Artikel:
_____

Sekartaji Kembar Ketoprak Siswo Budoyo

no-img
Sekartaji Kembar Ketoprak Siswo Budoyo

Catatan Henri Nurcahyo

MEMBACA judulnya saja saya langsung menduga bahwa yang dimaksud Sekartaji Kembar adalah ada sosok raksasi bernama Wadalwerdi yang menyamar menjadi Sekartaji ketika Sekartaji diculik. Ini cerita klasik serial Cerita Panji yang sering dibawakan dalam berbagai pertunjukan, termasuk Wayang Topeng. Ternyata ketika menonton pergelaran ketoprak kali ini dugaan saya meleset. Judulnya sama namun isinya berbeda. Beruntung saya sempat menonton sehingga bisa saya transkrip lakon ini menjadi tambahan koleksi Cerita Panji yang sudah saya kumpulkan dalam buku “Seratus Satu Cerita Panji”.

Jum’at malam (7/7/23) Gedung pertunjukan Cak Durasim Surabaya penuh sesak. Rombongan penonton berdatangan dengan menggunakan bus. Termasuk dari Tulungagung, daerah asal ketoprak legendaris ini. Tiket yang disediakan gratis pun ludes beberapa hari sebelum pertunjukan berlangsung. Beruntung ada layar lebar disediakan di pendopo beserta dengan puluhan kursi buat penonton yang tak bisa masuk gedung.

Sebelum acara dimulai disajikan Reog Kendang sebagai seni pertunjukan khas Tulungagung. Setelah itu sambutan dari Wakil Bupati Tulungagung,  H. Gatut Sunu Wibowo, S.E, dan  sambutan Kepala Dinas Kebudayaan dan Pariwisata (Disbudpar) Jatim, Dr. Hudiyono, M.Si. yang sekaligus membuka acara. Pertunjukan ketroprak ini diawali dengan sajian tarian “Gambyong Mari Kangen” sebagai ciri khasnya, sebagaimana kalau di pertunjukan ludruk adalah tari Remo dan Bedayan.

_____

Rumusan Soal:
Tentukan apakah setiap pernyataan berikut sesuai dengan artikel tentang pertunjukan ketoprak Sekartaji Kembar di atas. Jawab ya atau tidak, lalu kutip kata-kata artikel yang menentukannya.
1. Tiket pertunjukan disediakan tanpa bayar.
2. Dugaan penulis tentang isi lakon berdasarkan judulnya ternyata tepat.
3. Acara dibuka oleh Wakil Bupati Tulungagung.

_____

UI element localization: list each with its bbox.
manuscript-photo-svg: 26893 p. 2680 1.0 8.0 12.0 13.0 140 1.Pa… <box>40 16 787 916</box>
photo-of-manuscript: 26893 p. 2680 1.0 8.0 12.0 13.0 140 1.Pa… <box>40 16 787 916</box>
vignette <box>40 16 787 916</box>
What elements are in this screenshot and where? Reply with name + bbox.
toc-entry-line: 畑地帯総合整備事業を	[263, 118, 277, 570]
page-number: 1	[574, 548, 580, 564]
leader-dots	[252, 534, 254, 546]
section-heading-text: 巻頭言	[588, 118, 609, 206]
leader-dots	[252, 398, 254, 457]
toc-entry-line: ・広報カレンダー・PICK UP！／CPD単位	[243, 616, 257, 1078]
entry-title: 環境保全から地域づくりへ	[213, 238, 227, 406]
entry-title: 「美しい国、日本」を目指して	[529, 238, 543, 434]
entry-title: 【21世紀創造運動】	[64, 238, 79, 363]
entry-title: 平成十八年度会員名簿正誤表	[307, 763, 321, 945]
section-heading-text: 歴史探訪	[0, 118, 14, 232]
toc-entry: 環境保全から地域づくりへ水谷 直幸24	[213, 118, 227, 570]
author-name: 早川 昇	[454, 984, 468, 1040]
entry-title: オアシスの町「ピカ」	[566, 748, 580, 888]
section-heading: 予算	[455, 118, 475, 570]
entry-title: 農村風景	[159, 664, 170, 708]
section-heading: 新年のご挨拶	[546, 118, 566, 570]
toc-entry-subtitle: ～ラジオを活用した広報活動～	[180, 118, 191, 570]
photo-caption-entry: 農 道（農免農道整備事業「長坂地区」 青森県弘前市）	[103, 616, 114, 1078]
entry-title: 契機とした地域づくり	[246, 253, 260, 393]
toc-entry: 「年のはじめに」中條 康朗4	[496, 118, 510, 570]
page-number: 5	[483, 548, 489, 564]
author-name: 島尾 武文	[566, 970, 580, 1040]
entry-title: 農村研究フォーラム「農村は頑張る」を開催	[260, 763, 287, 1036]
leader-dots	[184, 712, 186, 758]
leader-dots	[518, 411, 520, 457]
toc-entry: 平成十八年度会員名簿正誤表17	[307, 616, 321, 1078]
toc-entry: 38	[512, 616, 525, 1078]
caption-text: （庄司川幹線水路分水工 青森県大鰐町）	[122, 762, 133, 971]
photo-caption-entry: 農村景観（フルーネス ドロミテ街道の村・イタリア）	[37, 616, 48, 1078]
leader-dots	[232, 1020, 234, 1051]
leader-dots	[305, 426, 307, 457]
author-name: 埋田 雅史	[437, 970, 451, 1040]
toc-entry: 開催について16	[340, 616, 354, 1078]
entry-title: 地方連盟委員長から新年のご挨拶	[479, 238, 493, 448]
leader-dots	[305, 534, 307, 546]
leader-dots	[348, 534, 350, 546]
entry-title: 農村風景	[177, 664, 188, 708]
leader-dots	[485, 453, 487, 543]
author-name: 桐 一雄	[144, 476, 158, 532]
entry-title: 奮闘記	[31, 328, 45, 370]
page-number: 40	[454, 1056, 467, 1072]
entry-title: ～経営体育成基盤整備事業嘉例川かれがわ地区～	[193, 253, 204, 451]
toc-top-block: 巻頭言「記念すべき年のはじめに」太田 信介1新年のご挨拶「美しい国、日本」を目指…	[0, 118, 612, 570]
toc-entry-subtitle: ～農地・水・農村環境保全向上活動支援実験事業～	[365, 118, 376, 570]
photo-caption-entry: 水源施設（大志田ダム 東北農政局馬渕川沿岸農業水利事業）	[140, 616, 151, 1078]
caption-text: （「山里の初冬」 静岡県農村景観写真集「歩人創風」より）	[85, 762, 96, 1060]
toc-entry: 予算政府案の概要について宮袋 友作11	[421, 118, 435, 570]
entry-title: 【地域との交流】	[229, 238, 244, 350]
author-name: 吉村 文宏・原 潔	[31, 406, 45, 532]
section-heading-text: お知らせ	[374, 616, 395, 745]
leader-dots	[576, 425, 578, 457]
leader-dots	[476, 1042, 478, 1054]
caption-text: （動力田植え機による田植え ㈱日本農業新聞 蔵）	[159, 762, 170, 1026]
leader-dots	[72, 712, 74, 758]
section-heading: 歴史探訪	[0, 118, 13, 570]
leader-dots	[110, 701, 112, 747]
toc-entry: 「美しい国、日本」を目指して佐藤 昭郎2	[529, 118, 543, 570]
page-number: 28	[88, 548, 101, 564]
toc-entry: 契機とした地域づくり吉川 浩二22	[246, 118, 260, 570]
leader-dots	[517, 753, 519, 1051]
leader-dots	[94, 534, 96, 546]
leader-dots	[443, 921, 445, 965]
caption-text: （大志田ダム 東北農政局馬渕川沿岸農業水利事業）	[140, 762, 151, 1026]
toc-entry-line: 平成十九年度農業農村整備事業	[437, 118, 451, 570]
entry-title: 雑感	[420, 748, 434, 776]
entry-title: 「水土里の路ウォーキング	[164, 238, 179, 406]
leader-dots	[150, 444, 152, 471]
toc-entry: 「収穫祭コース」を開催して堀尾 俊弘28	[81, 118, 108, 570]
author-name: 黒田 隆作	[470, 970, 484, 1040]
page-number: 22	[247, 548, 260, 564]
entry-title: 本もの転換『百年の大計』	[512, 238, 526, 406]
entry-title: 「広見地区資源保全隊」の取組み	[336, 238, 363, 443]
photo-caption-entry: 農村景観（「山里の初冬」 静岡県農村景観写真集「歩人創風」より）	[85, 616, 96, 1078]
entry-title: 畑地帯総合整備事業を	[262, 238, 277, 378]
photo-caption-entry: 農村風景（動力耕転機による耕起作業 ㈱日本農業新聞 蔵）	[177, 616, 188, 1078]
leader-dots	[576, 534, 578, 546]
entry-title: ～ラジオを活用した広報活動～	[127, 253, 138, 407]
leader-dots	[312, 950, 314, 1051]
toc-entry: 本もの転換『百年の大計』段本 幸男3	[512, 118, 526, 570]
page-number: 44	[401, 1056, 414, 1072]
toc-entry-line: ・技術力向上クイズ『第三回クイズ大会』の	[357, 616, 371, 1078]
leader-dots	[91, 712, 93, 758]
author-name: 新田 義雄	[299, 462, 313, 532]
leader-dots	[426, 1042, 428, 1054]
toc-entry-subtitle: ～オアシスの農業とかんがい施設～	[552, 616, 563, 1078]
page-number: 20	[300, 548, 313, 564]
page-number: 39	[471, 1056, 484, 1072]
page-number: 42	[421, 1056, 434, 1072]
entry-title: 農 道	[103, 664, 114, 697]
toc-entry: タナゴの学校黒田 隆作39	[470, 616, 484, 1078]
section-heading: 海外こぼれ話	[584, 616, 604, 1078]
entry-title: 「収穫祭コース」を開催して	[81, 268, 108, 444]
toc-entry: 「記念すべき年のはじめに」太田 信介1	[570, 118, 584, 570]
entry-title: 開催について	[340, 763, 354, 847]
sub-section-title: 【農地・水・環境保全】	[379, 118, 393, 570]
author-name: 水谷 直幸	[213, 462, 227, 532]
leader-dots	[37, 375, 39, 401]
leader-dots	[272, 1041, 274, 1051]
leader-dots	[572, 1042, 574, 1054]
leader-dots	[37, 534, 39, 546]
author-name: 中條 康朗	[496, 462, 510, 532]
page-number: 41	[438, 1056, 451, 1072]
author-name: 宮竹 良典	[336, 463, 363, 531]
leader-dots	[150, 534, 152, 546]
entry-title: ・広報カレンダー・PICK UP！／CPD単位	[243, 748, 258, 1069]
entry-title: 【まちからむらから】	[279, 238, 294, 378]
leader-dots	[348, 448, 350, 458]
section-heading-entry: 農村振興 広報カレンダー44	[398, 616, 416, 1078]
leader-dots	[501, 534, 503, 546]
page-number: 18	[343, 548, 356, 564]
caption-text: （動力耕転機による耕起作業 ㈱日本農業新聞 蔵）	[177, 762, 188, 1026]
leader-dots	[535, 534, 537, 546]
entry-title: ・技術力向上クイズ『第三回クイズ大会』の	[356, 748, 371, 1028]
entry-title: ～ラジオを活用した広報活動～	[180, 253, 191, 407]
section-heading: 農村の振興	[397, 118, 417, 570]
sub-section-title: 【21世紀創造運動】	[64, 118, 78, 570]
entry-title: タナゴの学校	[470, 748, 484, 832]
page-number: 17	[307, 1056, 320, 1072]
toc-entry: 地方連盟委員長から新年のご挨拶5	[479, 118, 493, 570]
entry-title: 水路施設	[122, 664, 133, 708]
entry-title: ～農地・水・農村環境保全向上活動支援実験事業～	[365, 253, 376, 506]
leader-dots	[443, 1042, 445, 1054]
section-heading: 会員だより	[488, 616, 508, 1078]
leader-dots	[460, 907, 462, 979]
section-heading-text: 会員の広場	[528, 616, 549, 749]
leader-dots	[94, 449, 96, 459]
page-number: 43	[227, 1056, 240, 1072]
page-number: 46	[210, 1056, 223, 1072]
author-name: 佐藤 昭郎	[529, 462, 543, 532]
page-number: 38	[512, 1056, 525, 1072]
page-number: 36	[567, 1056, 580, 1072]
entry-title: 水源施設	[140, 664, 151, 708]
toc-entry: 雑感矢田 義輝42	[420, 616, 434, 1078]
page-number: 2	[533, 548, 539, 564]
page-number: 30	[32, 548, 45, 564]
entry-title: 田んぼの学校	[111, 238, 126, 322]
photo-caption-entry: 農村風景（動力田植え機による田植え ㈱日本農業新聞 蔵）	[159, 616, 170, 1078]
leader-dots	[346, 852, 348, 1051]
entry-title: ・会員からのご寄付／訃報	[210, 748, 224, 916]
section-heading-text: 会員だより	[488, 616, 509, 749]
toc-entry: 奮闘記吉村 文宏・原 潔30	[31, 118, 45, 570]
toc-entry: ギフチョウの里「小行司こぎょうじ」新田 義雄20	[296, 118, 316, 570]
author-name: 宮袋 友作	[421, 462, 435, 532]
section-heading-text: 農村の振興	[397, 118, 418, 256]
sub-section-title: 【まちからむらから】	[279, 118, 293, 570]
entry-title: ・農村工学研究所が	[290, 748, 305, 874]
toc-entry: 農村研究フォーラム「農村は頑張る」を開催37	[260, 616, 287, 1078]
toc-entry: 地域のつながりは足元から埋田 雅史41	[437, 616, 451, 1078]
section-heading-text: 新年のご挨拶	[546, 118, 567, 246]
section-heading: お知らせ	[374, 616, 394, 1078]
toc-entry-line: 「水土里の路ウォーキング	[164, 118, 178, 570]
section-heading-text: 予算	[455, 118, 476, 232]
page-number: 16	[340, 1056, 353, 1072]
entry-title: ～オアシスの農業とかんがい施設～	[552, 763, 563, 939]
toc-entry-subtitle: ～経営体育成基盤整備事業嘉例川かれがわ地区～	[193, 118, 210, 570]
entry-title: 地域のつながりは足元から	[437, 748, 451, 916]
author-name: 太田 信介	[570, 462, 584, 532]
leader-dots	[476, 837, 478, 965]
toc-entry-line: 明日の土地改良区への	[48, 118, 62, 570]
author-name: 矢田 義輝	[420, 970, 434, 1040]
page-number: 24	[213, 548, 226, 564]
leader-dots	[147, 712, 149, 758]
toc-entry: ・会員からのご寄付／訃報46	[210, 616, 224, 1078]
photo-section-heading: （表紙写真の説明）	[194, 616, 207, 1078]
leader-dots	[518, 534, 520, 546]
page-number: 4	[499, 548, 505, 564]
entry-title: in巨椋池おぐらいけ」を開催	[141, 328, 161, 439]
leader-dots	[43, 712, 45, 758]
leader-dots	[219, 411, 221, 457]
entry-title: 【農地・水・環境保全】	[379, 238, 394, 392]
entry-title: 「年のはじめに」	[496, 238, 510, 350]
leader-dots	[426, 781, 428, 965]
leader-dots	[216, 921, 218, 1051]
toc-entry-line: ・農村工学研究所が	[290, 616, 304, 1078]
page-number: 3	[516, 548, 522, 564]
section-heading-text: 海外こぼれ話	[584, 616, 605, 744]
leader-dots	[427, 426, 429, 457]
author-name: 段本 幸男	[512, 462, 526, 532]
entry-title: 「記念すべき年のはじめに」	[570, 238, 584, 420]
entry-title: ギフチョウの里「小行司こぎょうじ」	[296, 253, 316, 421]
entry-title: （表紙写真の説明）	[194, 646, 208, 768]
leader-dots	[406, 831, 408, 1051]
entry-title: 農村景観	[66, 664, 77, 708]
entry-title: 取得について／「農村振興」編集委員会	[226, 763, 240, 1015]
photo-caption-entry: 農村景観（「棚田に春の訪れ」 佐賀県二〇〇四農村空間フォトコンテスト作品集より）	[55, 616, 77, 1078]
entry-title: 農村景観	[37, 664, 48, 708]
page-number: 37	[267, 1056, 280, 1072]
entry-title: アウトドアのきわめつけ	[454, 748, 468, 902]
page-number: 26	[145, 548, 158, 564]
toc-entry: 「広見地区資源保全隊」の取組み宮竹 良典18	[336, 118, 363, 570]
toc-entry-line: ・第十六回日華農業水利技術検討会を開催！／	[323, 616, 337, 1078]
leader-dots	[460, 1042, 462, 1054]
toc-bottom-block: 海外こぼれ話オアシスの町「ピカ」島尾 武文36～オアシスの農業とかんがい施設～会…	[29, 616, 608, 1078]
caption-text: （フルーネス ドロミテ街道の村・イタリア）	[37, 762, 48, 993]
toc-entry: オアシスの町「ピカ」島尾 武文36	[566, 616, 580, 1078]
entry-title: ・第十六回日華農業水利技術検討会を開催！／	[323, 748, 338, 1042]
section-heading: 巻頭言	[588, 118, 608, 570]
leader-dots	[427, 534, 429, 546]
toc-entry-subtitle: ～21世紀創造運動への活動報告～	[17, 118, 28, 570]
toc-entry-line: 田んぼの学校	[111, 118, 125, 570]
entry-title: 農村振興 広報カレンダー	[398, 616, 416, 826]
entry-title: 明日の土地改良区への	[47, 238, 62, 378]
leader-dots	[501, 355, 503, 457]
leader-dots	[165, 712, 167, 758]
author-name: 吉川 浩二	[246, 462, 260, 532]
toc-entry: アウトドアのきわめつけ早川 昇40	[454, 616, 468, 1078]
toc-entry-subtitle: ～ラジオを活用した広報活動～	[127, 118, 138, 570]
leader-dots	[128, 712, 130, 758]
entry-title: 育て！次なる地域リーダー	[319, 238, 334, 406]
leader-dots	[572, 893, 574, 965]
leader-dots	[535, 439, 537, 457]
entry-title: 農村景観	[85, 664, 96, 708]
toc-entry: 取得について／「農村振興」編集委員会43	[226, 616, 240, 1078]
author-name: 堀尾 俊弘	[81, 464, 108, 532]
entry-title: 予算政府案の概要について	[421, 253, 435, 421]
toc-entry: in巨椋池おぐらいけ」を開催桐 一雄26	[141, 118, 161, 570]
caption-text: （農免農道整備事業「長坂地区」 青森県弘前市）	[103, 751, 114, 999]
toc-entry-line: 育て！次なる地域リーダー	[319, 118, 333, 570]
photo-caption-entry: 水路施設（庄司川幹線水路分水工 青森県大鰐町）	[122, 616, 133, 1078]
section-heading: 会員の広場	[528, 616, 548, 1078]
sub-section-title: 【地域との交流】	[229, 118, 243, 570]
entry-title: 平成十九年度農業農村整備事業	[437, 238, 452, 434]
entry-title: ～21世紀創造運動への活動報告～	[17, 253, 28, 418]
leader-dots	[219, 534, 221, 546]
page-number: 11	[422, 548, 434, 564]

_____

Hasil Tugas:
1. Ya: "Tiket yang disediakan gratis pun ludes beberapa hari sebelum pertunjukan berlangsung."
2. Tidak: "Ternyata ketika menonton pergelaran ketoprak kali ini dugaan saya meleset."
3. Tidak: "sambutan Kepala Dinas Kebudayaan dan Pariwisata (Disbudpar) Jatim, Dr. Hudiyono, M.Si. yang sekaligus membuka acara."